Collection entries

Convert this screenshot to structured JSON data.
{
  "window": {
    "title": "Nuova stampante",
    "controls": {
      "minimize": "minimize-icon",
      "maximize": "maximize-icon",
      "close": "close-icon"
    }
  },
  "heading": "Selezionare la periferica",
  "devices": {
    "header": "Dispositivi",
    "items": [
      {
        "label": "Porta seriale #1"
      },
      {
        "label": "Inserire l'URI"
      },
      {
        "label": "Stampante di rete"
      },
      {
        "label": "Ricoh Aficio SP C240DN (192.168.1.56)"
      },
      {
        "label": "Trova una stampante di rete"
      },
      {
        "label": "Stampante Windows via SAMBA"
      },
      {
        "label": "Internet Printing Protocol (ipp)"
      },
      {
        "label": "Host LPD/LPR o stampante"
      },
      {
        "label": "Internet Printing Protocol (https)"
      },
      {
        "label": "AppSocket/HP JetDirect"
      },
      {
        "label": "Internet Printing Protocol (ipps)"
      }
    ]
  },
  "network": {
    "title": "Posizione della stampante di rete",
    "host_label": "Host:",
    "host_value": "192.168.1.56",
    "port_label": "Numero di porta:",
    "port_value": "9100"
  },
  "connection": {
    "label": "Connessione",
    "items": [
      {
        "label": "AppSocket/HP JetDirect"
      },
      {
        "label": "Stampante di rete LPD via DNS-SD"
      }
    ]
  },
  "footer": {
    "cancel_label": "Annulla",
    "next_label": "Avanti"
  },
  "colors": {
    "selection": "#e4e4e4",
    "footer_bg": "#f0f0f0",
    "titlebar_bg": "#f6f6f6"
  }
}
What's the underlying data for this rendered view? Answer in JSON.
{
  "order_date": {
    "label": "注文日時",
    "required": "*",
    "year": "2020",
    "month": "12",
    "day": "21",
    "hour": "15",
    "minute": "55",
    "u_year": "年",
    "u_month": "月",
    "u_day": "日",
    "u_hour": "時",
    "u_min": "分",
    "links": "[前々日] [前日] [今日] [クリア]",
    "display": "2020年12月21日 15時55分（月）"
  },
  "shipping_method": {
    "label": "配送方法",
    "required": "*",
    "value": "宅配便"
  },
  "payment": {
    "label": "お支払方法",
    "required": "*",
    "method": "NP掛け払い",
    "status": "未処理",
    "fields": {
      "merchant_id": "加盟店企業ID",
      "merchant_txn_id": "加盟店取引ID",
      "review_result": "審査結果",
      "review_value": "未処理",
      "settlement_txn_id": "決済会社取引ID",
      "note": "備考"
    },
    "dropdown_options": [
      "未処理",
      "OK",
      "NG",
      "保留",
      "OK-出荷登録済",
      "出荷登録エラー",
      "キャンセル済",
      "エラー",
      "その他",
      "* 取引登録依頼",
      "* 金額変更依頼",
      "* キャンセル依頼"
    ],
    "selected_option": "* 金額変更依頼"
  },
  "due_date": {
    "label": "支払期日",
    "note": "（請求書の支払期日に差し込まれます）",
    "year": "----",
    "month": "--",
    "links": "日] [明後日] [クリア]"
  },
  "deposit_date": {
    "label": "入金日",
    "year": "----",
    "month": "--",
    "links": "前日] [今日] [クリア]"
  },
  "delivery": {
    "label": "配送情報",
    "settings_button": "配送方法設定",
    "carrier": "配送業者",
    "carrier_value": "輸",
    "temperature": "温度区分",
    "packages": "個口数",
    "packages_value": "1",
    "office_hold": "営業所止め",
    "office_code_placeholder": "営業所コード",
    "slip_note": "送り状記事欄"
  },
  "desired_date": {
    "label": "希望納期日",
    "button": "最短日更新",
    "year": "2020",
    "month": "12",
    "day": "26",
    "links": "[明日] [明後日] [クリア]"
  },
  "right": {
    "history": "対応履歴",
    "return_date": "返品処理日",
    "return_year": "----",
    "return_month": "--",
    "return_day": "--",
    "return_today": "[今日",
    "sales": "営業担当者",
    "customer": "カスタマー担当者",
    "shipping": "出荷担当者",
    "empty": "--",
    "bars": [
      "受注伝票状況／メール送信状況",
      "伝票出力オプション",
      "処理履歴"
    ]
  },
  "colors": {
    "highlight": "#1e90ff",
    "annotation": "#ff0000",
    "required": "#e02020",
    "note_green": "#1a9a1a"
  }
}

JOB
Write out the full set of records exactly as given.

COMPLETED TASK
Convert this screenshot to structured JSON data.
{
  "window": {
    "title": "Nuova stampante",
    "controls": {
      "minimize": "minimize-icon",
      "maximize": "maximize-icon",
      "close": "close-icon"
    }
  },
  "heading": "Selezionare la periferica",
  "devices": {
    "header": "Dispositivi",
    "items": [
      {
        "label": "Porta seriale #1"
      },
      {
        "label": "Inserire l'URI"
      },
      {
        "label": "Stampante di rete"
      },
      {
        "label": "Ricoh Aficio SP C240DN (192.168.1.56)"
      },
      {
        "label": "Trova una stampante di rete"
      },
      {
        "label": "Stampante Windows via SAMBA"
      },
      {
        "label": "Internet Printing Protocol (ipp)"
      },
      {
        "label": "Host LPD/LPR o stampante"
      },
      {
        "label": "Internet Printing Protocol (https)"
      },
      {
        "label": "AppSocket/HP JetDirect"
      },
      {
        "label": "Internet Printing Protocol (ipps)"
      }
    ]
  },
  "network": {
    "title": "Posizione della stampante di rete",
    "host_label": "Host:",
    "host_value": "192.168.1.56",
    "port_label": "Numero di porta:",
    "port_value": "9100"
  },
  "connection": {
    "label": "Connessione",
    "items": [
      {
        "label": "AppSocket/HP JetDirect"
      },
      {
        "label": "Stampante di rete LPD via DNS-SD"
      }
    ]
  },
  "footer": {
    "cancel_label": "Annulla",
    "next_label": "Avanti"
  },
  "colors": {
    "selection": "#e4e4e4",
    "footer_bg": "#f0f0f0",
    "titlebar_bg": "#f6f6f6"
  }
}
What's the underlying data for this rendered view? Answer in JSON.
{
  "order_date": {
    "label": "注文日時",
    "required": "*",
    "year": "2020",
    "month": "12",
    "day": "21",
    "hour": "15",
    "minute": "55",
    "u_year": "年",
    "u_month": "月",
    "u_day": "日",
    "u_hour": "時",
    "u_min": "分",
    "links": "[前々日] [前日] [今日] [クリア]",
    "display": "2020年12月21日 15時55分（月）"
  },
  "shipping_method": {
    "label": "配送方法",
    "required": "*",
    "value": "宅配便"
  },
  "payment": {
    "label": "お支払方法",
    "required": "*",
    "method": "NP掛け払い",
    "status": "未処理",
    "fields": {
      "merchant_id": "加盟店企業ID",
      "merchant_txn_id": "加盟店取引ID",
      "review_result": "審査結果",
      "review_value": "未処理",
      "settlement_txn_id": "決済会社取引ID",
      "note": "備考"
    },
    "dropdown_options": [
      "未処理",
      "OK",
      "NG",
      "保留",
      "OK-出荷登録済",
      "出荷登録エラー",
      "キャンセル済",
      "エラー",
      "その他",
      "* 取引登録依頼",
      "* 金額変更依頼",
      "* キャンセル依頼"
    ],
    "selected_option": "* 金額変更依頼"
  },
  "due_date": {
    "label": "支払期日",
    "note": "（請求書の支払期日に差し込まれます）",
    "year": "----",
    "month": "--",
    "links": "日] [明後日] [クリア]"
  },
  "deposit_date": {
    "label": "入金日",
    "year": "----",
    "month": "--",
    "links": "前日] [今日] [クリア]"
  },
  "delivery": {
    "label": "配送情報",
    "settings_button": "配送方法設定",
    "carrier": "配送業者",
    "carrier_value": "輸",
    "temperature": "温度区分",
    "packages": "個口数",
    "packages_value": "1",
    "office_hold": "営業所止め",
    "office_code_placeholder": "営業所コード",
    "slip_note": "送り状記事欄"
  },
  "desired_date": {
    "label": "希望納期日",
    "button": "最短日更新",
    "year": "2020",
    "month": "12",
    "day": "26",
    "links": "[明日] [明後日] [クリア]"
  },
  "right": {
    "history": "対応履歴",
    "return_date": "返品処理日",
    "return_year": "----",
    "return_month": "--",
    "return_day": "--",
    "return_today": "[今日",
    "sales": "営業担当者",
    "customer": "カスタマー担当者",
    "shipping": "出荷担当者",
    "empty": "--",
    "bars": [
      "受注伝票状況／メール送信状況",
      "伝票出力オプション",
      "処理履歴"
    ]
  },
  "colors": {
    "highlight": "#1e90ff",
    "annotation": "#ff0000",
    "required": "#e02020",
    "note_green": "#1a9a1a"
  }
}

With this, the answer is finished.